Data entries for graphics

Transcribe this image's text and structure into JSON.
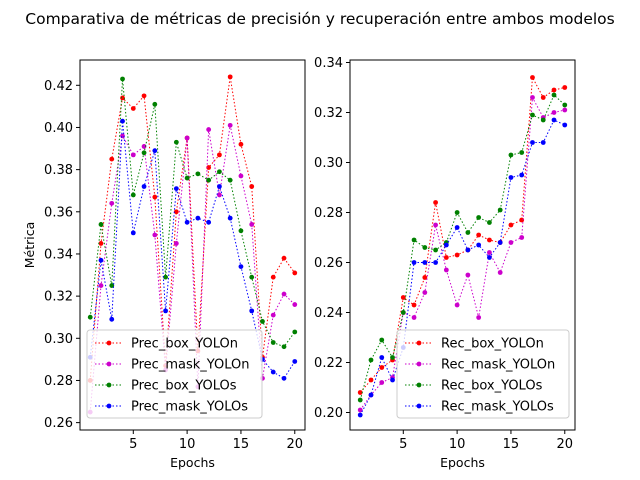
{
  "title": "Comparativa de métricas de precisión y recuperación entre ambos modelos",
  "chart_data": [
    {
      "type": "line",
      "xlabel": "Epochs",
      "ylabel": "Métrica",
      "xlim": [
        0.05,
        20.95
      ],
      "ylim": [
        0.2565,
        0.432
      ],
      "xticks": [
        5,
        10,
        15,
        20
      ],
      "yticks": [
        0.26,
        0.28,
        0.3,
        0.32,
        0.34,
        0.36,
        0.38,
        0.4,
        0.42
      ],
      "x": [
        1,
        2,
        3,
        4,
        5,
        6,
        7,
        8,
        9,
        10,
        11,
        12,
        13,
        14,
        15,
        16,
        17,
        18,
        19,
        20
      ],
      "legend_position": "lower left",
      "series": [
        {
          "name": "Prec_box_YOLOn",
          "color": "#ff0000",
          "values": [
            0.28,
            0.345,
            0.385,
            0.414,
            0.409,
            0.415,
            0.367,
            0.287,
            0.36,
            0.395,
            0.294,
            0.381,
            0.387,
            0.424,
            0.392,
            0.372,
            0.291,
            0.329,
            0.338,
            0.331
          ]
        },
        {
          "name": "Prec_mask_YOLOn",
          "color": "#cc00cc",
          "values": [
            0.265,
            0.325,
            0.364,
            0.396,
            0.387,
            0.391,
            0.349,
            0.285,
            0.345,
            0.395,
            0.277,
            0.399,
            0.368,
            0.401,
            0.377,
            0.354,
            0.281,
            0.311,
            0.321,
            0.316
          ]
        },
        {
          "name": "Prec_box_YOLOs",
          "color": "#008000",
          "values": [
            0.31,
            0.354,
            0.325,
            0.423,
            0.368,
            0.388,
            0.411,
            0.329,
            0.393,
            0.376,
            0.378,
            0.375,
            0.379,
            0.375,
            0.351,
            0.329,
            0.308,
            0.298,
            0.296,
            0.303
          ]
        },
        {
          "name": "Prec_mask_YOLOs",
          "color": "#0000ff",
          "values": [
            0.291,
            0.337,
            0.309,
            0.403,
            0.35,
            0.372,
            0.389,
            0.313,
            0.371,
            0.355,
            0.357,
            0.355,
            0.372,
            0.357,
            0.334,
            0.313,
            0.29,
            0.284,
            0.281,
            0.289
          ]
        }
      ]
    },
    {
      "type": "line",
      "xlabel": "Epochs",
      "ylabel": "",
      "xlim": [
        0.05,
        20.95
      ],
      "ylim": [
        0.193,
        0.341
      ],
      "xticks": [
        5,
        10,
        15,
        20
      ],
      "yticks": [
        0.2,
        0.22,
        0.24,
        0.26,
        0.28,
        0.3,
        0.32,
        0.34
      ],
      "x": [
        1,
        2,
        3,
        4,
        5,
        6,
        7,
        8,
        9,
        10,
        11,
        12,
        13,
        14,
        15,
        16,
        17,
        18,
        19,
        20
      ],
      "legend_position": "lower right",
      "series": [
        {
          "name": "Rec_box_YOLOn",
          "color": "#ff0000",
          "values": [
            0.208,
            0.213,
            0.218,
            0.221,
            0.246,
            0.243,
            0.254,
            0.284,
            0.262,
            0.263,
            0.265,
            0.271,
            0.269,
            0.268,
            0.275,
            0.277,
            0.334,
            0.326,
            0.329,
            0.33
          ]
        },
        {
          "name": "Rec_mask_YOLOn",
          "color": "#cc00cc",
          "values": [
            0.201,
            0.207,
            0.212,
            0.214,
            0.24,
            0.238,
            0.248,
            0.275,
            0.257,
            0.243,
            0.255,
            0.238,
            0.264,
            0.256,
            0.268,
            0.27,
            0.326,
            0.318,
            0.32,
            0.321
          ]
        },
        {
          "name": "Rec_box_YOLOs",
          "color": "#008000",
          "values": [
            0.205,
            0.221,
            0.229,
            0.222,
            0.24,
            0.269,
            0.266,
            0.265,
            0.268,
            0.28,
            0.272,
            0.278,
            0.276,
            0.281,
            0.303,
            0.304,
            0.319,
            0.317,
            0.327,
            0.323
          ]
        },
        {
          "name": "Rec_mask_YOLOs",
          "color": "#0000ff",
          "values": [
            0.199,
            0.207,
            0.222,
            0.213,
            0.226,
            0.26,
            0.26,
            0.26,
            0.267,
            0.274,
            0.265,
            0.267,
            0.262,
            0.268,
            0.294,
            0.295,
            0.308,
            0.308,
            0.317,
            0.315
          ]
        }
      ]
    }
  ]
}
==
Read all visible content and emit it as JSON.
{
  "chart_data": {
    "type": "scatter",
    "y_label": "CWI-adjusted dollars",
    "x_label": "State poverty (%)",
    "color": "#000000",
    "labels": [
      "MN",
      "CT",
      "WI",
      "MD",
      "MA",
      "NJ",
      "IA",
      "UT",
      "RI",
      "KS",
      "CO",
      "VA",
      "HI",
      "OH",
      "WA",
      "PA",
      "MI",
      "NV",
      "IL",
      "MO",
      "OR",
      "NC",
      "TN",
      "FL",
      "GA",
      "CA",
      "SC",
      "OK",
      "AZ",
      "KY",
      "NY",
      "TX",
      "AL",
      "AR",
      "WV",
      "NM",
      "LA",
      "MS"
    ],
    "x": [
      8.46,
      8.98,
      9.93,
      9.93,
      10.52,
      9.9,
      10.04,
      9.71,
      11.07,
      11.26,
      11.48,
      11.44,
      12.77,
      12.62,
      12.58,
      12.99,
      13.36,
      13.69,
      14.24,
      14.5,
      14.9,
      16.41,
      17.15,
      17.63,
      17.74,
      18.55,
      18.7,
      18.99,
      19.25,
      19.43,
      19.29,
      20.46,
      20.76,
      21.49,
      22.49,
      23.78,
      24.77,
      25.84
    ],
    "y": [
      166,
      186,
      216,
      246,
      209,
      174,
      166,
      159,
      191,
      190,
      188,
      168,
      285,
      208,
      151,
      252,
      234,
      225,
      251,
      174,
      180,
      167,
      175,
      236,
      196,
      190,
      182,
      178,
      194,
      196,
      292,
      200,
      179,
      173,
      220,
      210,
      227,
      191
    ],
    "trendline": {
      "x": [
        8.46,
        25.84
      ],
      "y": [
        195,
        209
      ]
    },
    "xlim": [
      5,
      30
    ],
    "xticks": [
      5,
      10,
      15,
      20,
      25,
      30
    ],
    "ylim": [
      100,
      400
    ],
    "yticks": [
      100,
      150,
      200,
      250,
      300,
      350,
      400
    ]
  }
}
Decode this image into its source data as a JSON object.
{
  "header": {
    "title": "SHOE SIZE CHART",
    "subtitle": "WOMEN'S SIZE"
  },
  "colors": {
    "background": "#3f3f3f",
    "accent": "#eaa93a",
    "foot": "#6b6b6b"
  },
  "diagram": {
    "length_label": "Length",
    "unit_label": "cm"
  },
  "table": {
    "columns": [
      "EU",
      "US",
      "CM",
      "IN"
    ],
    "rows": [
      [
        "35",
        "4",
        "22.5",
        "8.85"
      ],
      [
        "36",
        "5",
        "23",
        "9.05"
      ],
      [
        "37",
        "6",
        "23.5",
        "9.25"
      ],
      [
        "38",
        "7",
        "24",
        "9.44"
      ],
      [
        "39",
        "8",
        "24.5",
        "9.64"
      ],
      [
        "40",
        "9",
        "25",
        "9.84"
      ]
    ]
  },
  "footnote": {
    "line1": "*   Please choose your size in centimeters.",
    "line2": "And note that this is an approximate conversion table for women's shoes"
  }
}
---
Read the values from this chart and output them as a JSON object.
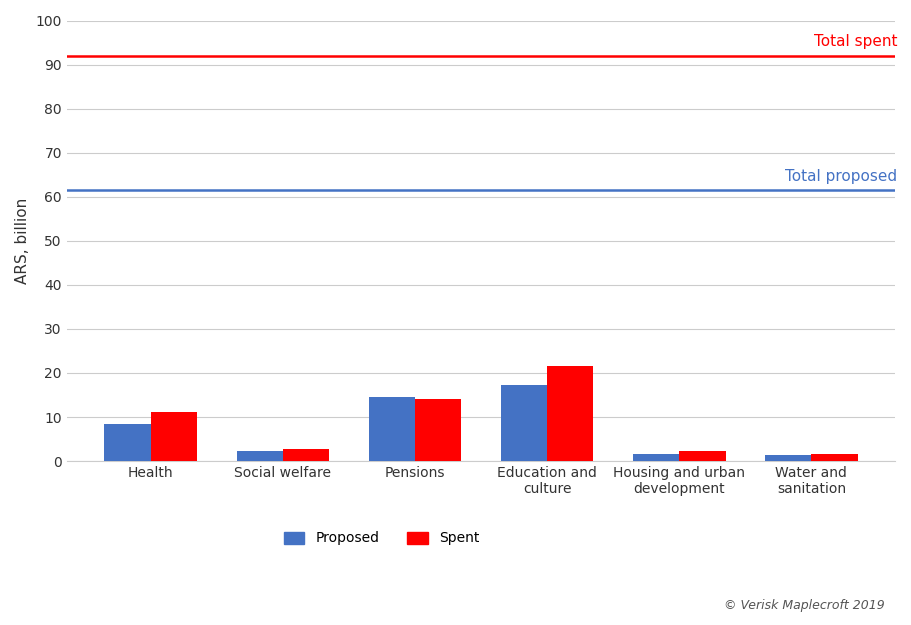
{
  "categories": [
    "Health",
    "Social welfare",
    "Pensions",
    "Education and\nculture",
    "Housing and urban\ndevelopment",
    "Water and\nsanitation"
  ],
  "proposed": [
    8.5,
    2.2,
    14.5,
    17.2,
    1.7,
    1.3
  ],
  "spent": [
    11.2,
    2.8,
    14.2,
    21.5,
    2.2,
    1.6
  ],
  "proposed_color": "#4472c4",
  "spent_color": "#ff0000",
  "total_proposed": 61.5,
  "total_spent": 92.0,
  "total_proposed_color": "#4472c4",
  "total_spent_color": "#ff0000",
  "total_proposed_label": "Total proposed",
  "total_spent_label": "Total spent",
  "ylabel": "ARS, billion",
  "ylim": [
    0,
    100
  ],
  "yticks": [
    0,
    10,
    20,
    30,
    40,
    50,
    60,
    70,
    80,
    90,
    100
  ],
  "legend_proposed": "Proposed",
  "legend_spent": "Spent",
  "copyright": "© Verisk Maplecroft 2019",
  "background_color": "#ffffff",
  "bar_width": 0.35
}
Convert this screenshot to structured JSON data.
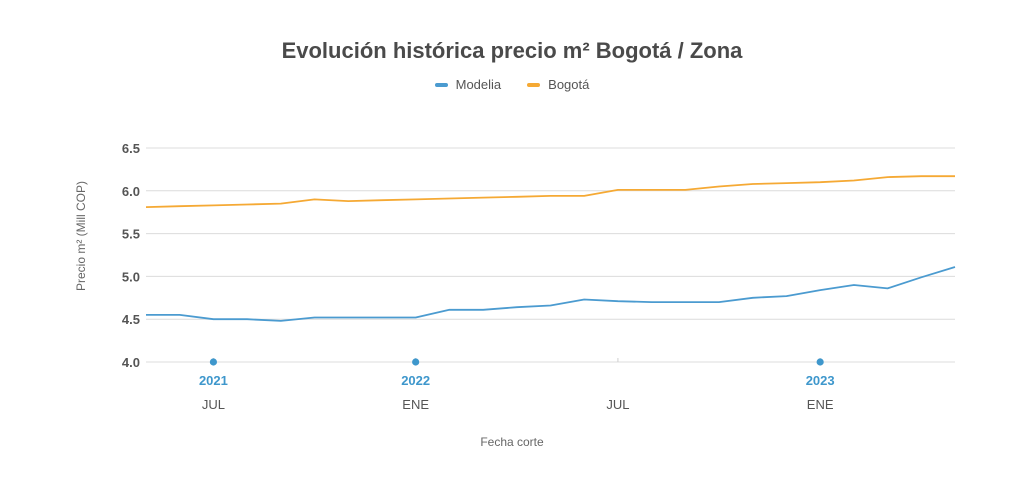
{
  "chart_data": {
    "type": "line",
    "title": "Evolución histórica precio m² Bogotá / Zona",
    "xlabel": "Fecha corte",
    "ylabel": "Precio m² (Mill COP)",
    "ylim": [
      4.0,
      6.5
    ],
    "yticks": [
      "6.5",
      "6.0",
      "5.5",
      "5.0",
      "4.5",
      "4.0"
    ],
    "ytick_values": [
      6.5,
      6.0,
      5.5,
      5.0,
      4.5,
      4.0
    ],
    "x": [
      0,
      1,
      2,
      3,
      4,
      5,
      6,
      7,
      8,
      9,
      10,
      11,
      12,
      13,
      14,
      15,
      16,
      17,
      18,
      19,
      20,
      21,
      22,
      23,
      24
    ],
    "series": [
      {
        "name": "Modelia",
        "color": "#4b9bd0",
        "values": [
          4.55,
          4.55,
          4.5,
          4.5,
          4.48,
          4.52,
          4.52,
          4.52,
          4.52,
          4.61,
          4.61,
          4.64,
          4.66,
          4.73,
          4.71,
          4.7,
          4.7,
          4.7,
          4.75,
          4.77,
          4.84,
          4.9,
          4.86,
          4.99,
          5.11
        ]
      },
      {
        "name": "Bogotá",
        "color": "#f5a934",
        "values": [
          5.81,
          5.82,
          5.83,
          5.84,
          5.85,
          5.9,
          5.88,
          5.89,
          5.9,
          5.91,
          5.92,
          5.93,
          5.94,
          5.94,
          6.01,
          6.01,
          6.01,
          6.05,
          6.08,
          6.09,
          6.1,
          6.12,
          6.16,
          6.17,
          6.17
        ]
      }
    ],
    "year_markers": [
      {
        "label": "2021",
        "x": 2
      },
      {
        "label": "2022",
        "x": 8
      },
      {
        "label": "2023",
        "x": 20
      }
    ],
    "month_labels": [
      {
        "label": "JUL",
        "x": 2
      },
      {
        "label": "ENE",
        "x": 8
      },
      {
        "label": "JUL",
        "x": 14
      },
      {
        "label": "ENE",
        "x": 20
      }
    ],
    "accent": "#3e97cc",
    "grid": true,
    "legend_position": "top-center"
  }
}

● **Task objective**: Where a line holds the string "this", copy that line.

● **Exercise result**:
Transcribe this image's text and structure into JSON.
Decode this image into its source data as a JSON object.
    "line2": "And note that this is an approximate conversion table for women's shoes"
Read the values from this chart and output them as a JSON object.
Convert this screenshot to structured JSON data.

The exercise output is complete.